What the task requires. Write out the listing exactly as it is given.

-- START OF Records for this task --

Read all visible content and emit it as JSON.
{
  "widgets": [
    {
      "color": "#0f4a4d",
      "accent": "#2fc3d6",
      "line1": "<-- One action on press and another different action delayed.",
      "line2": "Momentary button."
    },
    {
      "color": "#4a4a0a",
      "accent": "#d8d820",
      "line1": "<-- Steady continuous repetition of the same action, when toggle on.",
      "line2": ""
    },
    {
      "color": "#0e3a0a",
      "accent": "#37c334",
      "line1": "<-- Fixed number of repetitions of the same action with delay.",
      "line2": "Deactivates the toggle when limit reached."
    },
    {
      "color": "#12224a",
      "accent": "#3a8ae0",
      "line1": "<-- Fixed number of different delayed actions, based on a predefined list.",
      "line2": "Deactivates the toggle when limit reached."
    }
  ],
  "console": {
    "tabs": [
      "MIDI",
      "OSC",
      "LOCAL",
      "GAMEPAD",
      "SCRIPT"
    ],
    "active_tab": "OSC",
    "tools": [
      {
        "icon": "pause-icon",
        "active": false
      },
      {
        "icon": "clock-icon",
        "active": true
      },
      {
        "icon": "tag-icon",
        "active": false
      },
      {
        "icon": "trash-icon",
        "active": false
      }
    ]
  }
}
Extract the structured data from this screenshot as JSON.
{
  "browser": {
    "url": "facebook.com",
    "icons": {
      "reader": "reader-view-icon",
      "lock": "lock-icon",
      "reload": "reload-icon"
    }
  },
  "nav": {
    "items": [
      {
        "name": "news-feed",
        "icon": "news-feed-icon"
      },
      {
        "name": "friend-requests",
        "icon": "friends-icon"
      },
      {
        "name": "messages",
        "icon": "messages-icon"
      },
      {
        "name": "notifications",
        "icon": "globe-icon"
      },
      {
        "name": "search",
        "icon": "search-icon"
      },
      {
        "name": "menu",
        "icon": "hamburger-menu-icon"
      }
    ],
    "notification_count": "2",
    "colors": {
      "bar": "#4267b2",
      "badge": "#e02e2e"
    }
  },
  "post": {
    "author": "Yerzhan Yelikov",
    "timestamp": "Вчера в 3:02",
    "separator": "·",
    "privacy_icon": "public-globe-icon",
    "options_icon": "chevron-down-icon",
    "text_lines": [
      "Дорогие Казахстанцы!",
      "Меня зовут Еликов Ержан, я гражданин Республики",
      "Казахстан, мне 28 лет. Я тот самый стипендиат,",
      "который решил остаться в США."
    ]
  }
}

-- END OF Records for this task --

Exercise solution.
Read all visible content and emit it as JSON.
{
  "widgets": [
    {
      "color": "#0f4a4d",
      "accent": "#2fc3d6",
      "line1": "<-- One action on press and another different action delayed.",
      "line2": "Momentary button."
    },
    {
      "color": "#4a4a0a",
      "accent": "#d8d820",
      "line1": "<-- Steady continuous repetition of the same action, when toggle on.",
      "line2": ""
    },
    {
      "color": "#0e3a0a",
      "accent": "#37c334",
      "line1": "<-- Fixed number of repetitions of the same action with delay.",
      "line2": "Deactivates the toggle when limit reached."
    },
    {
      "color": "#12224a",
      "accent": "#3a8ae0",
      "line1": "<-- Fixed number of different delayed actions, based on a predefined list.",
      "line2": "Deactivates the toggle when limit reached."
    }
  ],
  "console": {
    "tabs": [
      "MIDI",
      "OSC",
      "LOCAL",
      "GAMEPAD",
      "SCRIPT"
    ],
    "active_tab": "OSC",
    "tools": [
      {
        "icon": "pause-icon",
        "active": false
      },
      {
        "icon": "clock-icon",
        "active": true
      },
      {
        "icon": "tag-icon",
        "active": false
      },
      {
        "icon": "trash-icon",
        "active": false
      }
    ]
  }
}
Extract the structured data from this screenshot as JSON.
{
  "browser": {
    "url": "facebook.com",
    "icons": {
      "reader": "reader-view-icon",
      "lock": "lock-icon",
      "reload": "reload-icon"
    }
  },
  "nav": {
    "items": [
      {
        "name": "news-feed",
        "icon": "news-feed-icon"
      },
      {
        "name": "friend-requests",
        "icon": "friends-icon"
      },
      {
        "name": "messages",
        "icon": "messages-icon"
      },
      {
        "name": "notifications",
        "icon": "globe-icon"
      },
      {
        "name": "search",
        "icon": "search-icon"
      },
      {
        "name": "menu",
        "icon": "hamburger-menu-icon"
      }
    ],
    "notification_count": "2",
    "colors": {
      "bar": "#4267b2",
      "badge": "#e02e2e"
    }
  },
  "post": {
    "author": "Yerzhan Yelikov",
    "timestamp": "Вчера в 3:02",
    "separator": "·",
    "privacy_icon": "public-globe-icon",
    "options_icon": "chevron-down-icon",
    "text_lines": [
      "Дорогие Казахстанцы!",
      "Меня зовут Еликов Ержан, я гражданин Республики",
      "Казахстан, мне 28 лет. Я тот самый стипендиат,",
      "который решил остаться в США."
    ]
  }
}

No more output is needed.